## Stated exercise
Reproduce the whole listing, character for character.

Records
○ ○ ○ ○ ○

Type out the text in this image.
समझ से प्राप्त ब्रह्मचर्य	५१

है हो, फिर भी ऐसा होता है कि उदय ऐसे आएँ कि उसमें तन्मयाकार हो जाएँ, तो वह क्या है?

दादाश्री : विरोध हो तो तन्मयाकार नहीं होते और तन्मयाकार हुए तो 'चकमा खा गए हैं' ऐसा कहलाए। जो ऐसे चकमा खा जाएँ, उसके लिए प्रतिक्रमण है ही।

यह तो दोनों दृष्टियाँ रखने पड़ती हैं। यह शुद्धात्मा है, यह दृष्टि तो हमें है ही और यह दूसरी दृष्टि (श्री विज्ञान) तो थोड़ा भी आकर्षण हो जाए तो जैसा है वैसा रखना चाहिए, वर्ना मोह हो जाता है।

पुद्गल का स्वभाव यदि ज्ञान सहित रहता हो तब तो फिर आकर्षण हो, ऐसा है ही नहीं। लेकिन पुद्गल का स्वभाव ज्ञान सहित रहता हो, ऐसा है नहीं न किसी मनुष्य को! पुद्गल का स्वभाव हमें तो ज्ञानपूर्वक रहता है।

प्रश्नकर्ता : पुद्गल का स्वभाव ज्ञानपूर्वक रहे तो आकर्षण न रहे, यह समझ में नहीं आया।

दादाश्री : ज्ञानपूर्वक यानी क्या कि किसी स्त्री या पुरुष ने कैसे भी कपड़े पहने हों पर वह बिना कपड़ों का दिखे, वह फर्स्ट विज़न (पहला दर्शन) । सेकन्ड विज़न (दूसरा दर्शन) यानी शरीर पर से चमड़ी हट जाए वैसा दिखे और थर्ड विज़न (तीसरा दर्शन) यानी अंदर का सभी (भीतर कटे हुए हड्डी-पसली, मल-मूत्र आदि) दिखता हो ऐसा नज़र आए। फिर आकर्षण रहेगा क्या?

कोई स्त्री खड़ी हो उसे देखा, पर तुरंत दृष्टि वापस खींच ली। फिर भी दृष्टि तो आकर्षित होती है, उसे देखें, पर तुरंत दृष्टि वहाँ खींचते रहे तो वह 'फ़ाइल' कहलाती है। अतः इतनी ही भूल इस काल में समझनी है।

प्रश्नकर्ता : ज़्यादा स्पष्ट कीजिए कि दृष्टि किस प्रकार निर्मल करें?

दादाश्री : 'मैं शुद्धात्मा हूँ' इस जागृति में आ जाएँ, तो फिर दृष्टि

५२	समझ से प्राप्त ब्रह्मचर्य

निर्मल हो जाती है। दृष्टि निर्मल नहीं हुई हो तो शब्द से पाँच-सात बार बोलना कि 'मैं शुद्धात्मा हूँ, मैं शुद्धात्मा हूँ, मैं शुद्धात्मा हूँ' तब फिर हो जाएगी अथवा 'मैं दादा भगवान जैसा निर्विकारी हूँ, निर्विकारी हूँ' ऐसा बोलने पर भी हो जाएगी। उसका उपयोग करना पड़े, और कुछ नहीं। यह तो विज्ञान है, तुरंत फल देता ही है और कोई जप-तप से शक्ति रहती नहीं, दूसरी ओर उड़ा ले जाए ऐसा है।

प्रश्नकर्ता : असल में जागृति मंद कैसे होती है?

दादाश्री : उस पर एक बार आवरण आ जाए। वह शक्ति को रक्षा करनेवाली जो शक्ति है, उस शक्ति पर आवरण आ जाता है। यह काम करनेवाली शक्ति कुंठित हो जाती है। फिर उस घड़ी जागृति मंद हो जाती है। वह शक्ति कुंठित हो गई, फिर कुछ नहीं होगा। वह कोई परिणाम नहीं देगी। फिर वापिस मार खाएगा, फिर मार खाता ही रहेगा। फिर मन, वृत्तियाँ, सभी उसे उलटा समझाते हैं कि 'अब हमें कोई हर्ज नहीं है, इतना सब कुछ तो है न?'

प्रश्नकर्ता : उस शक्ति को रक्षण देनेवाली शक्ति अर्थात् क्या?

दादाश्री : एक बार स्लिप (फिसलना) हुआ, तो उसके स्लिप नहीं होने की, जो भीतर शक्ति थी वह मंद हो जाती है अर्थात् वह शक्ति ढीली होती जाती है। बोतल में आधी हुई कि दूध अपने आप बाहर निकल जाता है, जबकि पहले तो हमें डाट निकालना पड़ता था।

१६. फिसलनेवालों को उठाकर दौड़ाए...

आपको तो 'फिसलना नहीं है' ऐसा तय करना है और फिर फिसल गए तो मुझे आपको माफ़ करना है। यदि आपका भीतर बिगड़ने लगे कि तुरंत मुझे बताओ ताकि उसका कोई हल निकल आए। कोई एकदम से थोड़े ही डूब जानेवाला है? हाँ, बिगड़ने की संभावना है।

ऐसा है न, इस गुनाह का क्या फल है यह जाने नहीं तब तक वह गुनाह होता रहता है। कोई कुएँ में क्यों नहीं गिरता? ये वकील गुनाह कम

○ ○ ○ ○ ○

## Exercise result
Type out the text in this image.
समझ से प्राप्त ब्रह्मचर्य	५१

है हो, फिर भी ऐसा होता है कि उदय ऐसे आएँ कि उसमें तन्मयाकार हो जाएँ, तो वह क्या है?

दादाश्री : विरोध हो तो तन्मयाकार नहीं होते और तन्मयाकार हुए तो 'चकमा खा गए हैं' ऐसा कहलाए। जो ऐसे चकमा खा जाएँ, उसके लिए प्रतिक्रमण है ही।

यह तो दोनों दृष्टियाँ रखने पड़ती हैं। यह शुद्धात्मा है, यह दृष्टि तो हमें है ही और यह दूसरी दृष्टि (श्री विज्ञान) तो थोड़ा भी आकर्षण हो जाए तो जैसा है वैसा रखना चाहिए, वर्ना मोह हो जाता है।

पुद्गल का स्वभाव यदि ज्ञान सहित रहता हो तब तो फिर आकर्षण हो, ऐसा है ही नहीं। लेकिन पुद्गल का स्वभाव ज्ञान सहित रहता हो, ऐसा है नहीं न किसी मनुष्य को! पुद्गल का स्वभाव हमें तो ज्ञानपूर्वक रहता है।

प्रश्नकर्ता : पुद्गल का स्वभाव ज्ञानपूर्वक रहे तो आकर्षण न रहे, यह समझ में नहीं आया।

दादाश्री : ज्ञानपूर्वक यानी क्या कि किसी स्त्री या पुरुष ने कैसे भी कपड़े पहने हों पर वह बिना कपड़ों का दिखे, वह फर्स्ट विज़न (पहला दर्शन) । सेकन्ड विज़न (दूसरा दर्शन) यानी शरीर पर से चमड़ी हट जाए वैसा दिखे और थर्ड विज़न (तीसरा दर्शन) यानी अंदर का सभी (भीतर कटे हुए हड्डी-पसली, मल-मूत्र आदि) दिखता हो ऐसा नज़र आए। फिर आकर्षण रहेगा क्या?

कोई स्त्री खड़ी हो उसे देखा, पर तुरंत दृष्टि वापस खींच ली। फिर भी दृष्टि तो आकर्षित होती है, उसे देखें, पर तुरंत दृष्टि वहाँ खींचते रहे तो वह 'फ़ाइल' कहलाती है। अतः इतनी ही भूल इस काल में समझनी है।

प्रश्नकर्ता : ज़्यादा स्पष्ट कीजिए कि दृष्टि किस प्रकार निर्मल करें?

दादाश्री : 'मैं शुद्धात्मा हूँ' इस जागृति में आ जाएँ, तो फिर दृष्टि

५२	समझ से प्राप्त ब्रह्मचर्य

निर्मल हो जाती है। दृष्टि निर्मल नहीं हुई हो तो शब्द से पाँच-सात बार बोलना कि 'मैं शुद्धात्मा हूँ, मैं शुद्धात्मा हूँ, मैं शुद्धात्मा हूँ' तब फिर हो जाएगी अथवा 'मैं दादा भगवान जैसा निर्विकारी हूँ, निर्विकारी हूँ' ऐसा बोलने पर भी हो जाएगी। उसका उपयोग करना पड़े, और कुछ नहीं। यह तो विज्ञान है, तुरंत फल देता ही है और कोई जप-तप से शक्ति रहती नहीं, दूसरी ओर उड़ा ले जाए ऐसा है।

प्रश्नकर्ता : असल में जागृति मंद कैसे होती है?

दादाश्री : उस पर एक बार आवरण आ जाए। वह शक्ति को रक्षा करनेवाली जो शक्ति है, उस शक्ति पर आवरण आ जाता है। यह काम करनेवाली शक्ति कुंठित हो जाती है। फिर उस घड़ी जागृति मंद हो जाती है। वह शक्ति कुंठित हो गई, फिर कुछ नहीं होगा। वह कोई परिणाम नहीं देगी। फिर वापिस मार खाएगा, फिर मार खाता ही रहेगा। फिर मन, वृत्तियाँ, सभी उसे उलटा समझाते हैं कि 'अब हमें कोई हर्ज नहीं है, इतना सब कुछ तो है न?'

प्रश्नकर्ता : उस शक्ति को रक्षण देनेवाली शक्ति अर्थात् क्या?

दादाश्री : एक बार स्लिप (फिसलना) हुआ, तो उसके स्लिप नहीं होने की, जो भीतर शक्ति थी वह मंद हो जाती है अर्थात् वह शक्ति ढीली होती जाती है। बोतल में आधी हुई कि दूध अपने आप बाहर निकल जाता है, जबकि पहले तो हमें डाट निकालना पड़ता था।

१६. फिसलनेवालों को उठाकर दौड़ाए...

आपको तो 'फिसलना नहीं है' ऐसा तय करना है और फिर फिसल गए तो मुझे आपको माफ़ करना है। यदि आपका भीतर बिगड़ने लगे कि तुरंत मुझे बताओ ताकि उसका कोई हल निकल आए। कोई एकदम से थोड़े ही डूब जानेवाला है? हाँ, बिगड़ने की संभावना है।

ऐसा है न, इस गुनाह का क्या फल है यह जाने नहीं तब तक वह गुनाह होता रहता है। कोई कुएँ में क्यों नहीं गिरता? ये वकील गुनाह कम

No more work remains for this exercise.